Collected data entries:
####################
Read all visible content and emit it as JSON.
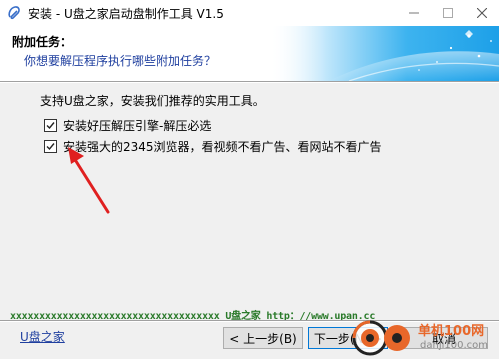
{
  "window": {
    "title": "安装 - U盘之家启动盘制作工具 V1.5",
    "minimize_icon": "minimize-icon",
    "maximize_icon": "maximize-icon",
    "close_icon": "close-icon"
  },
  "header": {
    "title": "附加任务：",
    "subtitle": "你想要解压程序执行哪些附加任务？"
  },
  "body": {
    "intro": "支持U盘之家，安装我们推荐的实用工具。",
    "options": [
      {
        "label": "安装好压解压引擎-解压必选",
        "checked": true
      },
      {
        "label": "安装强大的2345浏览器，看视频不看广告、看网站不看广告",
        "checked": true
      }
    ]
  },
  "footer": {
    "brand_line": "xxxxxxxxxxxxxxxxxxxxxxxxxxxxxxxxxxxx U盘之家 http：//www.upan.cc",
    "link": "U盘之家",
    "back_button": "< 上一步(B)",
    "next_button": "下一步(N) >",
    "cancel_button": "取消"
  },
  "watermark": {
    "site_name": "单机100网",
    "site_url": "danji100.com"
  },
  "colors": {
    "accent_blue": "#1f3f9f",
    "header_gradient": "#1da0e8",
    "arrow_red": "#e02020",
    "brand_green": "#2a7a2a",
    "watermark_orange": "#e8672a"
  }
}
####################
Exercise goal: Return the material exactly as given, apart from the pictures.

Answer for this exercise:
Read all visible content and emit it as JSON.
{
  "window": {
    "title": "安装 - U盘之家启动盘制作工具 V1.5",
    "minimize_icon": "minimize-icon",
    "maximize_icon": "maximize-icon",
    "close_icon": "close-icon"
  },
  "header": {
    "title": "附加任务：",
    "subtitle": "你想要解压程序执行哪些附加任务？"
  },
  "body": {
    "intro": "支持U盘之家，安装我们推荐的实用工具。",
    "options": [
      {
        "label": "安装好压解压引擎-解压必选",
        "checked": true
      },
      {
        "label": "安装强大的2345浏览器，看视频不看广告、看网站不看广告",
        "checked": true
      }
    ]
  },
  "footer": {
    "brand_line": "xxxxxxxxxxxxxxxxxxxxxxxxxxxxxxxxxxxx U盘之家 http：//www.upan.cc",
    "link": "U盘之家",
    "back_button": "< 上一步(B)",
    "next_button": "下一步(N) >",
    "cancel_button": "取消"
  },
  "watermark": {
    "site_name": "单机100网",
    "site_url": "danji100.com"
  },
  "colors": {
    "accent_blue": "#1f3f9f",
    "header_gradient": "#1da0e8",
    "arrow_red": "#e02020",
    "brand_green": "#2a7a2a",
    "watermark_orange": "#e8672a"
  }
}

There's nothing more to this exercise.